*Problem statement*. Spot every line with the word "collection" and return it.

*Given records*.

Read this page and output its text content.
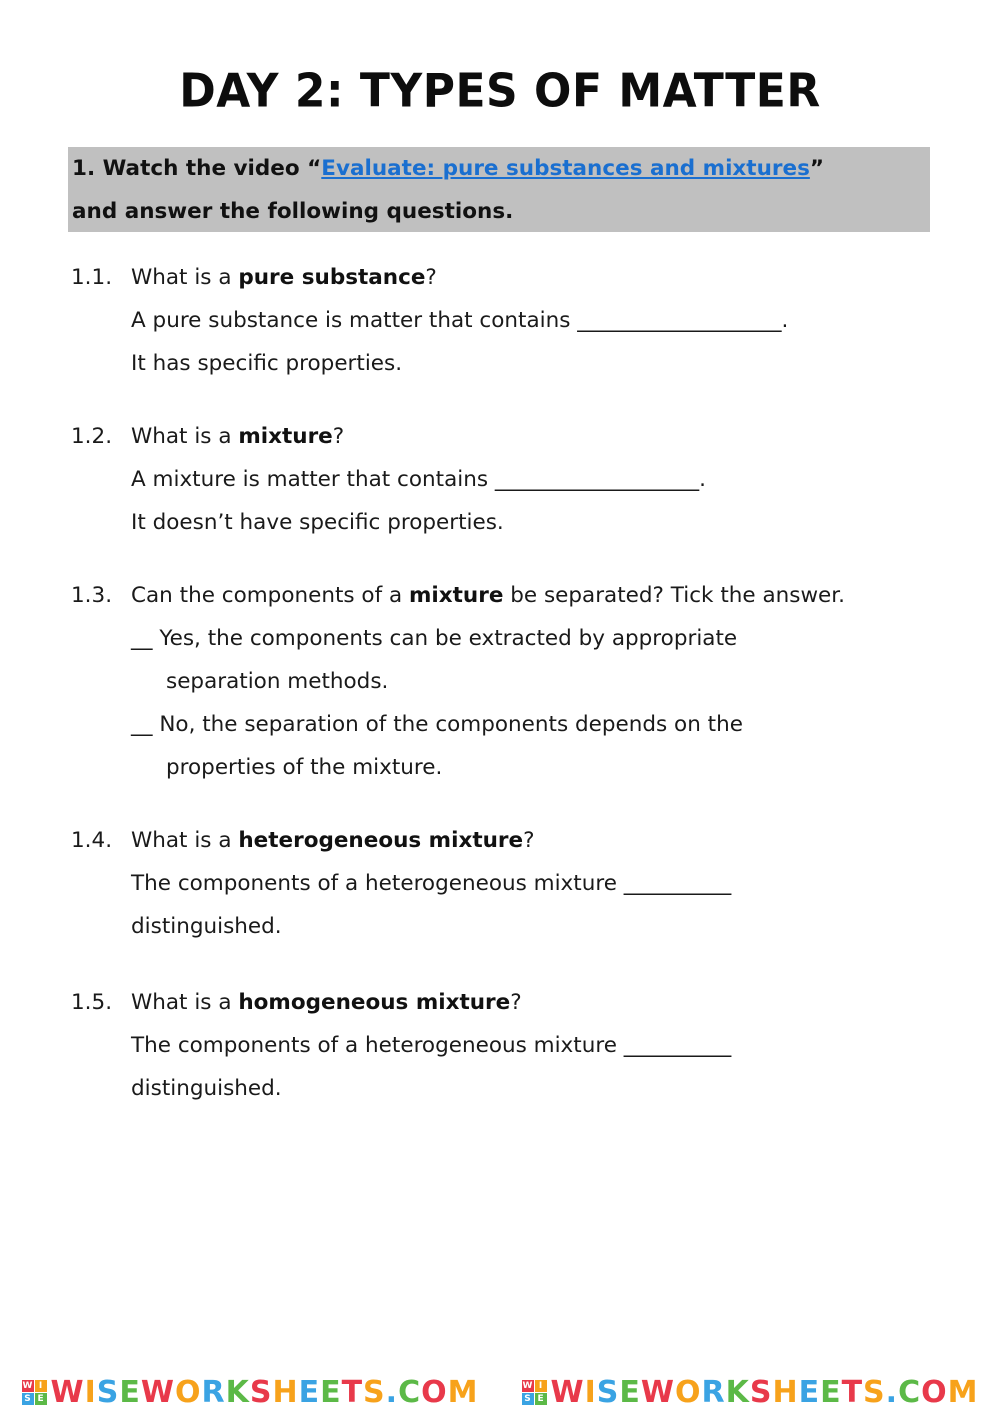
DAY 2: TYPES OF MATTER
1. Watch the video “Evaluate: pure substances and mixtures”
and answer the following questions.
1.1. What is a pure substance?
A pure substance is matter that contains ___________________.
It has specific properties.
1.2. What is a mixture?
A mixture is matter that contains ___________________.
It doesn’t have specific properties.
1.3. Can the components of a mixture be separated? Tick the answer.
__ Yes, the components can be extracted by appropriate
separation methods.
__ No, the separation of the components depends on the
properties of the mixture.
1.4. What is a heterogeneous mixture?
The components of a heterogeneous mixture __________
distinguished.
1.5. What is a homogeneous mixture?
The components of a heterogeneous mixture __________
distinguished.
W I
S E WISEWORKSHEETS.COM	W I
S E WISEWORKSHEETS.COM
* * *
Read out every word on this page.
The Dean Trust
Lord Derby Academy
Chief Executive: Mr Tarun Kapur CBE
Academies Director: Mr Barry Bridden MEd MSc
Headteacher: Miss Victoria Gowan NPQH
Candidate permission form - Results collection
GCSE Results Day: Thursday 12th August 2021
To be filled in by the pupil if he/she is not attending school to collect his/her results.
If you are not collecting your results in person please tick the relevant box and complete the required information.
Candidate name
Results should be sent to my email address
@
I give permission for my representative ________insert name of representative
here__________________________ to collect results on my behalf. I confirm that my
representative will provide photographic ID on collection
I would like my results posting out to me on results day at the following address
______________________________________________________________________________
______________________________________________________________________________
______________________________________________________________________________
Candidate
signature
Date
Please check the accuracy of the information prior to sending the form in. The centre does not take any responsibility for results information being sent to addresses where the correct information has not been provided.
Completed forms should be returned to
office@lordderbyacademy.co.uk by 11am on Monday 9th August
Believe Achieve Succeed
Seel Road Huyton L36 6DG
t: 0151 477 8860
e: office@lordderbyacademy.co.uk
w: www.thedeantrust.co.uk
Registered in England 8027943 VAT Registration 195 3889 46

*Exercise response*.
Candidate permission form - Results collection
representative will provide photographic ID on collection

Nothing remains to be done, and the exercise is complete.